**What is needed:**
Below is a listing. Gather each line of it that contains "text".

Extracts from a graphics dataset

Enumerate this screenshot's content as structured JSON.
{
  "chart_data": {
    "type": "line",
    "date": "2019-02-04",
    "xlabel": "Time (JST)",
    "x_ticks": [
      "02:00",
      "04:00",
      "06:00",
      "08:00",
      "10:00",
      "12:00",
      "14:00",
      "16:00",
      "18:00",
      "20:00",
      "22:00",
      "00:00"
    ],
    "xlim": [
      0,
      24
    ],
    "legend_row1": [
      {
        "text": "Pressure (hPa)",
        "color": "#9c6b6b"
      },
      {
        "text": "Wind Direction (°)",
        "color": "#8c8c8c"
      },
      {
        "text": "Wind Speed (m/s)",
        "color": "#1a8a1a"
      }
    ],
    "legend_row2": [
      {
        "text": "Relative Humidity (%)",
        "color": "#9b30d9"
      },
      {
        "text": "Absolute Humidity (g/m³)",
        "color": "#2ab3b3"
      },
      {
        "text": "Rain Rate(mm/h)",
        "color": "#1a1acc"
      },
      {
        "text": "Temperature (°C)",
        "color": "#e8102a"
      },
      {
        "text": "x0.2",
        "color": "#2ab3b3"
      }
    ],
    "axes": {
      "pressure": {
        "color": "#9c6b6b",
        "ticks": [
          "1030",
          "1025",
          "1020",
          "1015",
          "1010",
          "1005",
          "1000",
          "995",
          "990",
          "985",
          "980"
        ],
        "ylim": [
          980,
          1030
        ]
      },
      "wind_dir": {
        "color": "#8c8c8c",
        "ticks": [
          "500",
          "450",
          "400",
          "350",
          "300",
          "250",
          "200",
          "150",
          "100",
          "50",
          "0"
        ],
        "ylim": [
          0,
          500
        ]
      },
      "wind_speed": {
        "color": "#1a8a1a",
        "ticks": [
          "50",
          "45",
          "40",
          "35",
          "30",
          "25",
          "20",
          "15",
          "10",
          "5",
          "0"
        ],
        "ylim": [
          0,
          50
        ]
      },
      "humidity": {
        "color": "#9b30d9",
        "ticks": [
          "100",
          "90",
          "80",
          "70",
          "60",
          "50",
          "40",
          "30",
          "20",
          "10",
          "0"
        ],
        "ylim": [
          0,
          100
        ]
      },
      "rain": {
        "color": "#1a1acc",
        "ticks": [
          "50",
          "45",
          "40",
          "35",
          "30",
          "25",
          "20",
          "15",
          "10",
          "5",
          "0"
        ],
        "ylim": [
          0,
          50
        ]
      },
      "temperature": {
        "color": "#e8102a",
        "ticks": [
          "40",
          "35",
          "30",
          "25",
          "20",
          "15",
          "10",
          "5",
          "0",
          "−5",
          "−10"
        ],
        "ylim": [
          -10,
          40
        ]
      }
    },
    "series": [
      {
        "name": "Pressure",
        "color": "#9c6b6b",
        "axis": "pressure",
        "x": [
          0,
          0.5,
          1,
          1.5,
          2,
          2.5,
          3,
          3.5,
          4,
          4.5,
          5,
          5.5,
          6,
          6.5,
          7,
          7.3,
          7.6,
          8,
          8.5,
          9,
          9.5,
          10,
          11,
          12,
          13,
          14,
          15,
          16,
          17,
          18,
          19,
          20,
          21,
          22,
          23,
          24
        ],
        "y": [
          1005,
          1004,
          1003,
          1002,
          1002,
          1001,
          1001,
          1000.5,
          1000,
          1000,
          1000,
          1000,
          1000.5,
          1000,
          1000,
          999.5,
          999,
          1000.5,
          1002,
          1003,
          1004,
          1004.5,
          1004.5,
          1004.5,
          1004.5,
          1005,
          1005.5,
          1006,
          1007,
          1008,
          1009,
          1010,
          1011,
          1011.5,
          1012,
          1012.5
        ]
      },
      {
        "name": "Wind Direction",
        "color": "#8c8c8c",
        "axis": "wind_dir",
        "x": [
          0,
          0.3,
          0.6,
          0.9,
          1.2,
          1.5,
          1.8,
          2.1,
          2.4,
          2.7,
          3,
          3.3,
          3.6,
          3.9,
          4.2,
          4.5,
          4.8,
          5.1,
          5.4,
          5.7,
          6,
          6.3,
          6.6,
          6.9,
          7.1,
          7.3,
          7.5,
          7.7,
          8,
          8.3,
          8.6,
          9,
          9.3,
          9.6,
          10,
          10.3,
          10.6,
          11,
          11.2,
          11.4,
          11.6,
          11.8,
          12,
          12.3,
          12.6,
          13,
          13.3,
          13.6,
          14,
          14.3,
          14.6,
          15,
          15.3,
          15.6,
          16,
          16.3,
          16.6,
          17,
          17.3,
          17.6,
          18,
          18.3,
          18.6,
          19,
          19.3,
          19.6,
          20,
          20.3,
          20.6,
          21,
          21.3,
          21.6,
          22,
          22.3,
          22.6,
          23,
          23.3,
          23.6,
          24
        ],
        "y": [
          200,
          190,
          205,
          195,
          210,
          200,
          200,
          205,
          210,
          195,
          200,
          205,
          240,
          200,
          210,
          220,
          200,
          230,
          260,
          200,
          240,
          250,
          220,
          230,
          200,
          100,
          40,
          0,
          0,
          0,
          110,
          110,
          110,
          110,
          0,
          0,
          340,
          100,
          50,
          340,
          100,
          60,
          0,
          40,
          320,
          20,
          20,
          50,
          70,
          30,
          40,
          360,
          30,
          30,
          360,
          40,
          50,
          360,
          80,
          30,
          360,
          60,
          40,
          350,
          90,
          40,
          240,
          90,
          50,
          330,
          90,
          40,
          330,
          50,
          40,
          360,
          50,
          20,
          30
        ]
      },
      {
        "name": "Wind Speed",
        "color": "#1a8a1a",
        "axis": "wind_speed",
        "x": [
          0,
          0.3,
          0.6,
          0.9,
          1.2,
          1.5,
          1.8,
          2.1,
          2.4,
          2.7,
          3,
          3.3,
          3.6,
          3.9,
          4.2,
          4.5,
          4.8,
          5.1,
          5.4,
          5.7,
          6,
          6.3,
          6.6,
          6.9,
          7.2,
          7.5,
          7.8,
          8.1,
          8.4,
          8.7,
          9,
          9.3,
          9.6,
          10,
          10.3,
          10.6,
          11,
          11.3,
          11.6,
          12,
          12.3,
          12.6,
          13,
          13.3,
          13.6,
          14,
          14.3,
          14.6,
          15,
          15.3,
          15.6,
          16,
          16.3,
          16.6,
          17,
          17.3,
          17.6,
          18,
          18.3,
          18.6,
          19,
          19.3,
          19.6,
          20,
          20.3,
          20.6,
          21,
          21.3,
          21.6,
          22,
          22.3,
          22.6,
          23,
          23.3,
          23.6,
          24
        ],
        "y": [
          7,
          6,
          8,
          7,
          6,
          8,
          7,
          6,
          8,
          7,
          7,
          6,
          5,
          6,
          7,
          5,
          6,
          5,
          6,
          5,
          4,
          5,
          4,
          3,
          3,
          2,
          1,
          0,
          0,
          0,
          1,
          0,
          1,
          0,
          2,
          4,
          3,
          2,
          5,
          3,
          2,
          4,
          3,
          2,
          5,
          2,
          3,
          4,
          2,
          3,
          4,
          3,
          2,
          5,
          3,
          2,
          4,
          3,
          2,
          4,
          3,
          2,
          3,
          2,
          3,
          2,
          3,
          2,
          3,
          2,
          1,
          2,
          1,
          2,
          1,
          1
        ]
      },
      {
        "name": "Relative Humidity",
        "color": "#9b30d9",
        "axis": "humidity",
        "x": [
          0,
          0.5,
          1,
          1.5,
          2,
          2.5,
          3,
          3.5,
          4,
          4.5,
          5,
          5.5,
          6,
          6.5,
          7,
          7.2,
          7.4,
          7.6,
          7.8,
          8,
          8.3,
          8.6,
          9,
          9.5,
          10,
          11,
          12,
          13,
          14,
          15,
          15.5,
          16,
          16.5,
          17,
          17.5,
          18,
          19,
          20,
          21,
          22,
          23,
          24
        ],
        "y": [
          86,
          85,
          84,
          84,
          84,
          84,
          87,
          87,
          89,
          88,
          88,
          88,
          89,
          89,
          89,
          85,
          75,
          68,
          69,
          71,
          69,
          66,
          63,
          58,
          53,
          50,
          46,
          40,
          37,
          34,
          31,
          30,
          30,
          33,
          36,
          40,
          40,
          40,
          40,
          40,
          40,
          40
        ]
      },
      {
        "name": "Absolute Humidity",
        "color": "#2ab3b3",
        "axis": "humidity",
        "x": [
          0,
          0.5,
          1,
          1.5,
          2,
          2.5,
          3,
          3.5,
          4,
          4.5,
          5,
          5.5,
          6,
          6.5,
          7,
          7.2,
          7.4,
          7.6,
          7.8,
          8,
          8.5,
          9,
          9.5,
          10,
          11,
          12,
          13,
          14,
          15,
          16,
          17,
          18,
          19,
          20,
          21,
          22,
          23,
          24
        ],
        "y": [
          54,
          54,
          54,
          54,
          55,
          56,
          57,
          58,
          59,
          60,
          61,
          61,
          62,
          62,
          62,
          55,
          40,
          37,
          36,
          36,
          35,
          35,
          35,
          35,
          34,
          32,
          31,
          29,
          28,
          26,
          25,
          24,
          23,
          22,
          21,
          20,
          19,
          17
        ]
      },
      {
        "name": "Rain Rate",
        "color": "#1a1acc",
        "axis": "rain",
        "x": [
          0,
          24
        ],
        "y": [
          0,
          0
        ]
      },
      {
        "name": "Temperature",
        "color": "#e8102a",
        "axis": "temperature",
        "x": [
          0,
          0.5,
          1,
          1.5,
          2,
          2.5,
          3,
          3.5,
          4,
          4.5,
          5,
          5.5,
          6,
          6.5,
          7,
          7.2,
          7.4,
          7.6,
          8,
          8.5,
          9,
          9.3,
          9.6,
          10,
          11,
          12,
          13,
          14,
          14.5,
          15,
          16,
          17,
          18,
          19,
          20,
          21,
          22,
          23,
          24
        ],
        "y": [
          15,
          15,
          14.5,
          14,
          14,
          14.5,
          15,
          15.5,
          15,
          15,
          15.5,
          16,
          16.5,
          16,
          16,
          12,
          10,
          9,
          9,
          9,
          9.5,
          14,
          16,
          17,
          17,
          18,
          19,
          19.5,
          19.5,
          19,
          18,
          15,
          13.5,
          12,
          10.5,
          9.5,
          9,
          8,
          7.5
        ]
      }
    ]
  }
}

**Correct result:**
        "text": "Pressure (hPa)",
        "text": "Wind Direction (°)",
        "text": "Wind Speed (m/s)",
        "text": "Relative Humidity (%)",
        "text": "Absolute Humidity (g/m³)",
        "text": "Rain Rate(mm/h)",
        "text": "Temperature (°C)",
        "text": "x0.2",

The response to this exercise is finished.